╭──

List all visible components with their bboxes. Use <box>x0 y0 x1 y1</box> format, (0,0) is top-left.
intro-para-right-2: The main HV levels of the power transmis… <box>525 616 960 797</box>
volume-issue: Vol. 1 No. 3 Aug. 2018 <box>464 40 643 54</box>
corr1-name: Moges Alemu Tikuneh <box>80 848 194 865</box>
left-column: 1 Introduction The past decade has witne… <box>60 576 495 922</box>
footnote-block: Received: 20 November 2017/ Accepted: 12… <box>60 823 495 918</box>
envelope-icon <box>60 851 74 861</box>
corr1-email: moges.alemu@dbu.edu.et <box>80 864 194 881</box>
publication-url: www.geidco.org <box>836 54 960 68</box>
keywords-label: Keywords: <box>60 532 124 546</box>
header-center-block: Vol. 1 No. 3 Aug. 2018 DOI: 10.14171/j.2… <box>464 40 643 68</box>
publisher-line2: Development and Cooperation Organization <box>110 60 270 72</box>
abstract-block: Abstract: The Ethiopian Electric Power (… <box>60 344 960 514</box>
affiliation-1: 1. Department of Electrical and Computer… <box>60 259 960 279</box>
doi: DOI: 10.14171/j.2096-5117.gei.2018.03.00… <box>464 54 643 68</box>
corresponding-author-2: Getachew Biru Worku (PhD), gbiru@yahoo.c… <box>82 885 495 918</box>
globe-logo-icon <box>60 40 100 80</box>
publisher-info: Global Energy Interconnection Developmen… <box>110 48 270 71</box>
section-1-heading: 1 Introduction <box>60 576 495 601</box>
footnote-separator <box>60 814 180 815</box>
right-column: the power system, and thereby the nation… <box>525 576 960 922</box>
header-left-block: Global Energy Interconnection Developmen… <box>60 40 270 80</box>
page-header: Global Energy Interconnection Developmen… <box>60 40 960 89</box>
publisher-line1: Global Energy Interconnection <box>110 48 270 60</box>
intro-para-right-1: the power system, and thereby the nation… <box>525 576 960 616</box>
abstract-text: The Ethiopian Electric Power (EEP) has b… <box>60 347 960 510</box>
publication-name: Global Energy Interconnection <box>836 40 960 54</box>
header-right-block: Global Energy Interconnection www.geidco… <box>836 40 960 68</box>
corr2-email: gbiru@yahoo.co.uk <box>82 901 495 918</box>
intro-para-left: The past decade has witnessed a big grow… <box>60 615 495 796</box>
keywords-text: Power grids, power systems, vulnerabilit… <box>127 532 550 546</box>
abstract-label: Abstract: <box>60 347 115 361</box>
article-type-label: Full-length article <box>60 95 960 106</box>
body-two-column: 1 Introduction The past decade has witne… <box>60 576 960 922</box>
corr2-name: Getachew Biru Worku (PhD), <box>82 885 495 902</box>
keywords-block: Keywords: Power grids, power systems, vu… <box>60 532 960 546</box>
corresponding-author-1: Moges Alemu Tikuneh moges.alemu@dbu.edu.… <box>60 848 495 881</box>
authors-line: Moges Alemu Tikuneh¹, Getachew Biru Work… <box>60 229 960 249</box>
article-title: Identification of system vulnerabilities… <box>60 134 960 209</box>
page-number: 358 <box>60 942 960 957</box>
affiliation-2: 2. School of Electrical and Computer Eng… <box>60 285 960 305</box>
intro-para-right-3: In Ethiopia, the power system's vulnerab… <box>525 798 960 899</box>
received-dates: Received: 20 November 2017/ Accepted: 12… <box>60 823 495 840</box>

╰──

◆ Objective
In the rows from the beginning through the line containing "abstract-block: Abstract: The", change "publication-url" to "website-url" and give those lines again with everything else unchanged.

◆ Exercise answer
List all visible components with their bboxes. Use <box>x0 y0 x1 y1</box> format, (0,0) is top-left.
intro-para-right-2: The main HV levels of the power transmis… <box>525 616 960 797</box>
volume-issue: Vol. 1 No. 3 Aug. 2018 <box>464 40 643 54</box>
corr1-name: Moges Alemu Tikuneh <box>80 848 194 865</box>
left-column: 1 Introduction The past decade has witne… <box>60 576 495 922</box>
footnote-block: Received: 20 November 2017/ Accepted: 12… <box>60 823 495 918</box>
envelope-icon <box>60 851 74 861</box>
corr1-email: moges.alemu@dbu.edu.et <box>80 864 194 881</box>
website-url: www.geidco.org <box>836 54 960 68</box>
keywords-label: Keywords: <box>60 532 124 546</box>
header-center-block: Vol. 1 No. 3 Aug. 2018 DOI: 10.14171/j.2… <box>464 40 643 68</box>
publisher-line2: Development and Cooperation Organization <box>110 60 270 72</box>
abstract-block: Abstract: The Ethiopian Electric Power (… <box>60 344 960 514</box>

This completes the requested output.